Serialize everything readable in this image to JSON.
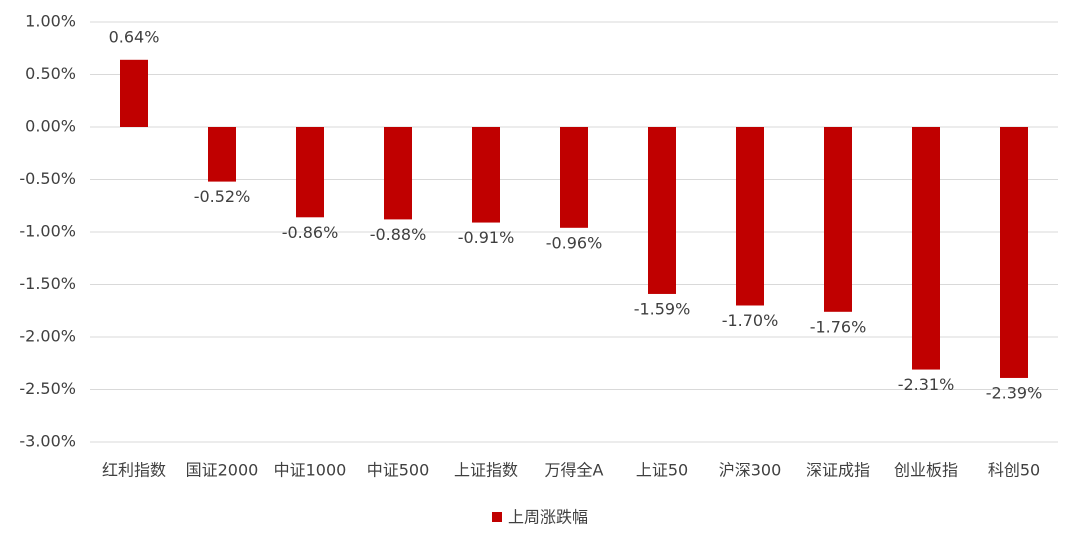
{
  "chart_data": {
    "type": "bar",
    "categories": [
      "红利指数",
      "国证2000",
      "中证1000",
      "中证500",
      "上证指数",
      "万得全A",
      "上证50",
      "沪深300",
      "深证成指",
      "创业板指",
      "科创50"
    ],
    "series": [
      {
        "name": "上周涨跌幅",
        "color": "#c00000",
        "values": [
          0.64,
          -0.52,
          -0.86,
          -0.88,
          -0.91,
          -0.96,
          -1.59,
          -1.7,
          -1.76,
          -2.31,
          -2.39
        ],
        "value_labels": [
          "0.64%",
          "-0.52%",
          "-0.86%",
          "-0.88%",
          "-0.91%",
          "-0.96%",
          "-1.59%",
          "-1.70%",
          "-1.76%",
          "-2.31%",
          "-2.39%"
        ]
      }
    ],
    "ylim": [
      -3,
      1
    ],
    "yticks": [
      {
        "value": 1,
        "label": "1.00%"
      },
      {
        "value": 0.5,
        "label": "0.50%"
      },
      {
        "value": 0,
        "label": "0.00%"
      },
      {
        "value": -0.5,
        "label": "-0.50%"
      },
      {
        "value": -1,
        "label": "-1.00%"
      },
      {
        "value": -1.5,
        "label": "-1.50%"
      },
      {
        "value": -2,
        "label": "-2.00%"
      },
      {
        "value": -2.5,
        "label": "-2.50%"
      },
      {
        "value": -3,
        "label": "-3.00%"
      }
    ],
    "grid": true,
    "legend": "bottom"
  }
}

--

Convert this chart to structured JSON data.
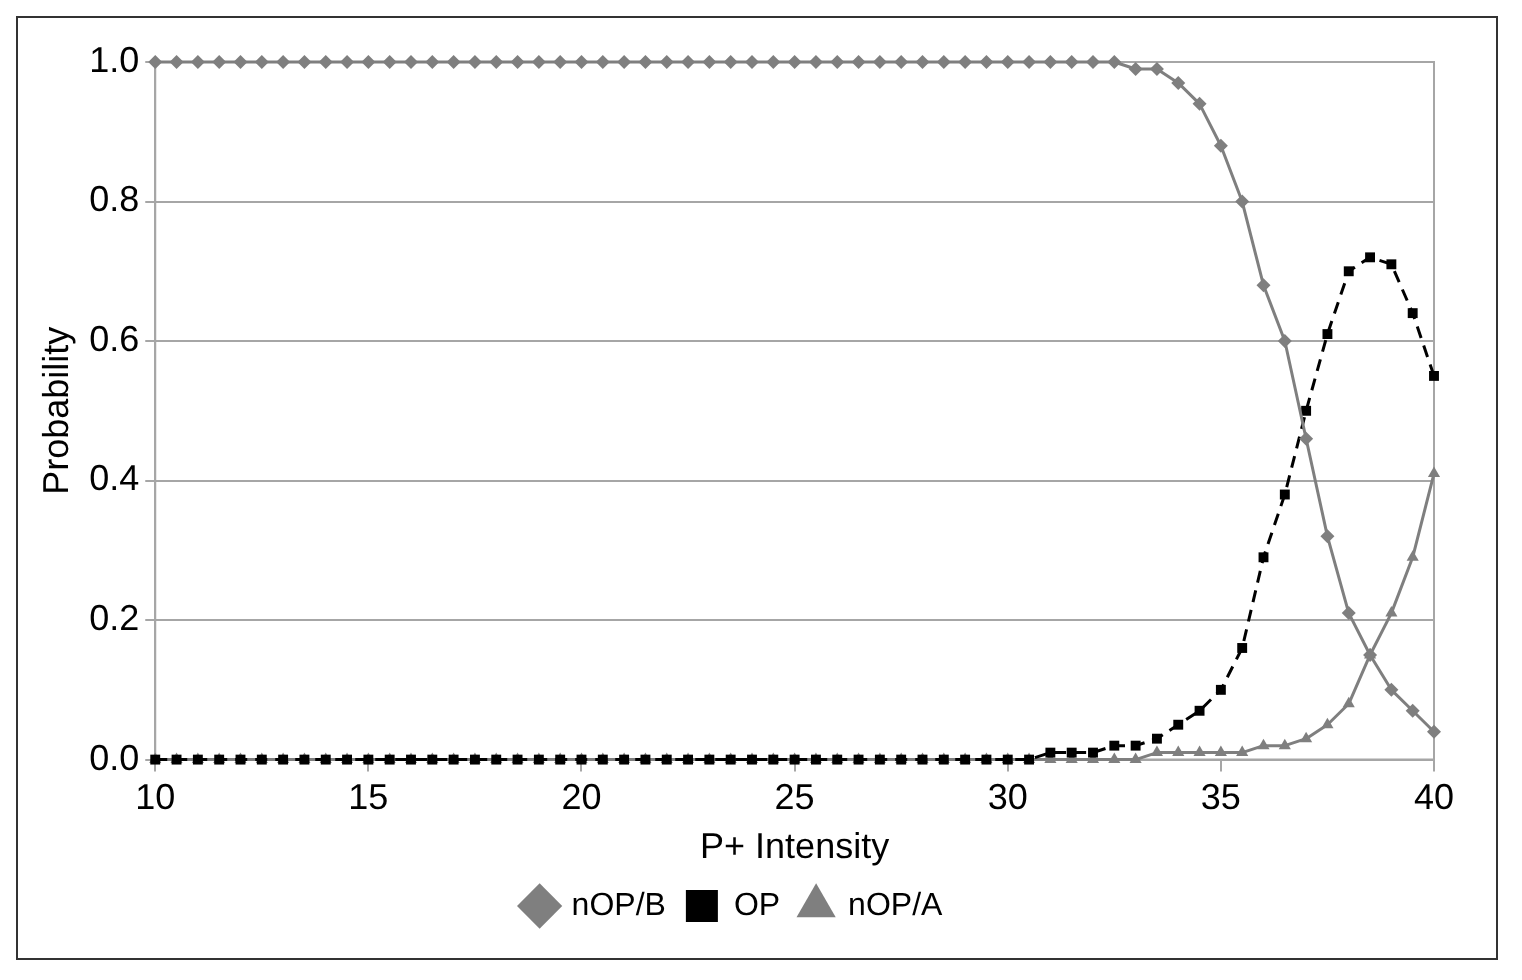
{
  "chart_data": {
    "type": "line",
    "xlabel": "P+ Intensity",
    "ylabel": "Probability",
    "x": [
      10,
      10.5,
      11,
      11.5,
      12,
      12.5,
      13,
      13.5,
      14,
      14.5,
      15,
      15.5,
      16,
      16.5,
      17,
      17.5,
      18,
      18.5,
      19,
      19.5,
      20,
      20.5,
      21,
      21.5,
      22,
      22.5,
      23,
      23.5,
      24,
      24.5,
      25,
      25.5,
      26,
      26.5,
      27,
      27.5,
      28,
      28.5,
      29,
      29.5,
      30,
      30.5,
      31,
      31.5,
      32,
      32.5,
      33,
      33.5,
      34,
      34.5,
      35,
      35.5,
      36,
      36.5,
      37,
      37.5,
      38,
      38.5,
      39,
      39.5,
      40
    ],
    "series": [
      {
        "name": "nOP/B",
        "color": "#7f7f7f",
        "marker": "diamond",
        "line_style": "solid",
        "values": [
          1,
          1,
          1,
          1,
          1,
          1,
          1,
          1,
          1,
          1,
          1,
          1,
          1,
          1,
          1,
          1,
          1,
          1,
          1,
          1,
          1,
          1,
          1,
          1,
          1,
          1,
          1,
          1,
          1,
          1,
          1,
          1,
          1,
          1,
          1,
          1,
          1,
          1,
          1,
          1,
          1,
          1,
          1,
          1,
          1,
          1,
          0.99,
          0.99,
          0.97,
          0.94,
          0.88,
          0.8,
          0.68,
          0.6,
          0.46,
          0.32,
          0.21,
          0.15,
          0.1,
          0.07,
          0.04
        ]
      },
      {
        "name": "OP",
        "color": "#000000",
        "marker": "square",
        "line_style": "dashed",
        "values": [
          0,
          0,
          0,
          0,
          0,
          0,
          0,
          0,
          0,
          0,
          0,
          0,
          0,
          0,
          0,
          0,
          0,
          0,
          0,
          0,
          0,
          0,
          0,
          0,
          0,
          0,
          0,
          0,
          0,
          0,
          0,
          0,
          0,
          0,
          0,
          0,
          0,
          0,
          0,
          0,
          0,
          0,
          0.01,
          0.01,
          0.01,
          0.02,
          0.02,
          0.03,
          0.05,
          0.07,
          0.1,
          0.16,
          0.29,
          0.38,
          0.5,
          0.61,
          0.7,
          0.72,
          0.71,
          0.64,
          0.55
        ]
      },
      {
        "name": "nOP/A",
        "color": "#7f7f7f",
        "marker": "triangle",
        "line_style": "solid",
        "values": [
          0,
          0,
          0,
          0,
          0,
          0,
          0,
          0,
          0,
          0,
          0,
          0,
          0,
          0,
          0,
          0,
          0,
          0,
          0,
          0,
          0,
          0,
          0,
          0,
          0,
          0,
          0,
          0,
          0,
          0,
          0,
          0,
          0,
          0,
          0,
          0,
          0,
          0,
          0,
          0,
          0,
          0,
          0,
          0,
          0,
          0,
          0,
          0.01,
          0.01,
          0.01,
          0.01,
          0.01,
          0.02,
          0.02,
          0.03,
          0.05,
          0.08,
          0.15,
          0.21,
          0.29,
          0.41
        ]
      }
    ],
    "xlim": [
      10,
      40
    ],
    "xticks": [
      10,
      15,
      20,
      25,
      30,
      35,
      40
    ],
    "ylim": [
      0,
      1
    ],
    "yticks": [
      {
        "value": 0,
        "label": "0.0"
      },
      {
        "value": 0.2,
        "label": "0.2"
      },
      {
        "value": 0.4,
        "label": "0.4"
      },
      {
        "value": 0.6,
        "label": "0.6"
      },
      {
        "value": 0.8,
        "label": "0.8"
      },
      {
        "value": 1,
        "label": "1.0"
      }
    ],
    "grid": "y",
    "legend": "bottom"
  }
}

--- EXERCISE ---
Go through the records and pull out each line that includes the word "this".

--- EXPECTED OUTPUT ---
Serialize everything readable in this image to JSON.
Convert this chart to structured JSON data.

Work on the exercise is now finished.